■ **Your goal**
In the records below, pick out all lines containing the word "goals".

■ **Provided material**
┄┄┄┄┄┄┄┄┄┄┄┄┄┄┄┄┄┄┄┄
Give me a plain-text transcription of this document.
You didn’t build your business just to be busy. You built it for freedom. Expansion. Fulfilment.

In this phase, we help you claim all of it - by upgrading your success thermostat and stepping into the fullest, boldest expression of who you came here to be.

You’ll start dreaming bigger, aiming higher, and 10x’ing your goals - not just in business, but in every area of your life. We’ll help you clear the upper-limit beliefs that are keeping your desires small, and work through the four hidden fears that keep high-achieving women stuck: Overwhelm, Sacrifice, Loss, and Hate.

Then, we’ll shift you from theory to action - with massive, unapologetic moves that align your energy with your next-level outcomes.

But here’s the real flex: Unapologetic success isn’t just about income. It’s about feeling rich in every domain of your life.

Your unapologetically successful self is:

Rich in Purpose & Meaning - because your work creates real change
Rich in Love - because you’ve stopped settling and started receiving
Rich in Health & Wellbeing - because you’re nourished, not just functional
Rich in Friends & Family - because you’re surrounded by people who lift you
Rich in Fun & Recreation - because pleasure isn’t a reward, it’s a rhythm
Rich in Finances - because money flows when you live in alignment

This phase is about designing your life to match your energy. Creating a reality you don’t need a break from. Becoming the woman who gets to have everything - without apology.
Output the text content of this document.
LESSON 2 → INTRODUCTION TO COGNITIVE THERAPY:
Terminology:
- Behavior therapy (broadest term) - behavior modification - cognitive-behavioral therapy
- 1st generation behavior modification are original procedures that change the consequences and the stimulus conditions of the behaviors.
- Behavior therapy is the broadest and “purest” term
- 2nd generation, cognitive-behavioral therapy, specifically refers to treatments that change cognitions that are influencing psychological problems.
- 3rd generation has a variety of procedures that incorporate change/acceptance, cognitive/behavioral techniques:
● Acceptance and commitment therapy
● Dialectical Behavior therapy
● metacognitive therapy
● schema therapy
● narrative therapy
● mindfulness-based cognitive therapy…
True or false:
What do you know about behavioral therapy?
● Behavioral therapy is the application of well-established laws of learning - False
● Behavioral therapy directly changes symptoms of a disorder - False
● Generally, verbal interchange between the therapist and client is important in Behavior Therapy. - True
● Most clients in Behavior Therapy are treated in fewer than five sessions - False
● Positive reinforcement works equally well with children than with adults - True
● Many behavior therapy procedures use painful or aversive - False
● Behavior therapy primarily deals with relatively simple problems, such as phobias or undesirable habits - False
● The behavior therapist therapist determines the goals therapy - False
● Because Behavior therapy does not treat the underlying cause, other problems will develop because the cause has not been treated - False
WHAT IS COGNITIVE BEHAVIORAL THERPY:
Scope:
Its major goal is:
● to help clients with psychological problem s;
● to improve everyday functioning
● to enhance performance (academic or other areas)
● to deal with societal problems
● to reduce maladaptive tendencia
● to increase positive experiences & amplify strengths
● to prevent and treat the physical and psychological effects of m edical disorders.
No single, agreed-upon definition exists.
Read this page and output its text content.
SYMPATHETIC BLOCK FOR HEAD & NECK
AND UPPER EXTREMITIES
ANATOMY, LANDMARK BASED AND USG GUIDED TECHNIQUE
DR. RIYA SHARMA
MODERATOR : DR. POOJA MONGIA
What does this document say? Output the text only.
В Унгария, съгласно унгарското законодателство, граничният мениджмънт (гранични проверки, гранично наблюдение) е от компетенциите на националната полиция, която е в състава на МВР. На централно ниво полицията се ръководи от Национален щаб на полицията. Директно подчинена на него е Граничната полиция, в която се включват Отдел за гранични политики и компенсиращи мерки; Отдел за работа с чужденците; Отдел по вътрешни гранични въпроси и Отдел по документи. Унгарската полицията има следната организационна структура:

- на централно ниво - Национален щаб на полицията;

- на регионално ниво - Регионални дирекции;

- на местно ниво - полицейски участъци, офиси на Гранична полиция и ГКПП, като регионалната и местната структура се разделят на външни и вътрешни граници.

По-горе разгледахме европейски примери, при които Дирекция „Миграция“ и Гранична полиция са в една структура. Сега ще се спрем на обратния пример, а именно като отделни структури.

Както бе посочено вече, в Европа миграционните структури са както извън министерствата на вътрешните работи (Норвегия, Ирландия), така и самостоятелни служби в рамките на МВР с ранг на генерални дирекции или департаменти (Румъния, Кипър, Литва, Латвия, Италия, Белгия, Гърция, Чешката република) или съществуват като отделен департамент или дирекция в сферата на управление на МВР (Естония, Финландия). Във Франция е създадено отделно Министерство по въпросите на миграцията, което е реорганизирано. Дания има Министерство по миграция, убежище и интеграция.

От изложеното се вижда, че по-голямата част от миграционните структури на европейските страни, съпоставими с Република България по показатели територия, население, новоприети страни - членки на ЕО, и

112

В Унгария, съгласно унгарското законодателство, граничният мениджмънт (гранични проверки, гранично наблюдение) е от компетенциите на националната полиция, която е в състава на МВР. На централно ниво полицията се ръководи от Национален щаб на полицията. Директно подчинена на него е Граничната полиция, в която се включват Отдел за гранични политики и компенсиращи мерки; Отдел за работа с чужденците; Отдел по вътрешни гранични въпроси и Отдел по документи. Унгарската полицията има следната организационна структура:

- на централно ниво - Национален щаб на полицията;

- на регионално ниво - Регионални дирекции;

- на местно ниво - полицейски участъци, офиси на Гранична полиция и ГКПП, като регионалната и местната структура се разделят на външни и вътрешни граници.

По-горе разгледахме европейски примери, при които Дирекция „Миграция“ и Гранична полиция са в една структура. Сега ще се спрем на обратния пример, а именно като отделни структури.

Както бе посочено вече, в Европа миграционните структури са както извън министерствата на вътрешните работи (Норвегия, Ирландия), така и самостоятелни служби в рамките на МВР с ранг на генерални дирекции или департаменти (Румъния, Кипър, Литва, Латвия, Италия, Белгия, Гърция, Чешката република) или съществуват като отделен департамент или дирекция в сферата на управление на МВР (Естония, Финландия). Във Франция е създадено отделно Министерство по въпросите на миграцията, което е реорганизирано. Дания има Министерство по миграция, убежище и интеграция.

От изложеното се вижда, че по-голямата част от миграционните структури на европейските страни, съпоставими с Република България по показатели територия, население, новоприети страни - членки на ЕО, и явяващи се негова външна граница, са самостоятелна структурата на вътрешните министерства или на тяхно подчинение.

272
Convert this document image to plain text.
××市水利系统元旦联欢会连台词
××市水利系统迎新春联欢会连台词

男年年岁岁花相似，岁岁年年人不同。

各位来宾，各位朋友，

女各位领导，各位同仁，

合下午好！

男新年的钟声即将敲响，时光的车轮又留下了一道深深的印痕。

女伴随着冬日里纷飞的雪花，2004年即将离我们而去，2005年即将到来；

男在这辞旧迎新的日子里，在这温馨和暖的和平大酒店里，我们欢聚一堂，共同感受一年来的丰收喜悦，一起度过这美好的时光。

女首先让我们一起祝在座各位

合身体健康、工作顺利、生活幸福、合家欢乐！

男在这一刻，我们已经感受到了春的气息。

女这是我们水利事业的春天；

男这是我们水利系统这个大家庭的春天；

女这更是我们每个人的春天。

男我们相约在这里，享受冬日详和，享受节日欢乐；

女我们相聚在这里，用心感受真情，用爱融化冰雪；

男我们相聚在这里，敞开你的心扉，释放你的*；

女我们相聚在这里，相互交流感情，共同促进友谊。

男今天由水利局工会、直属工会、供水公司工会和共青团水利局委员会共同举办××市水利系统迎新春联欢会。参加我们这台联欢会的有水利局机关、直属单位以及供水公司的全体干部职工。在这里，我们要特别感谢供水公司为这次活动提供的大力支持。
┄┄┄┄┄┄┄┄┄┄┄┄┄┄┄┄┄┄┄┄
■ **Completed task**
You’ll start dreaming bigger, aiming higher, and 10x’ing your goals - not just in business, but in every area of your life. We’ll help you clear the upper-limit beliefs that are keeping your desires small, and work through the four hidden fears that keep high-achieving women stuck: Overwhelm, Sacrifice, Loss, and Hate.
● The behavior therapist therapist determines the goals therapy - False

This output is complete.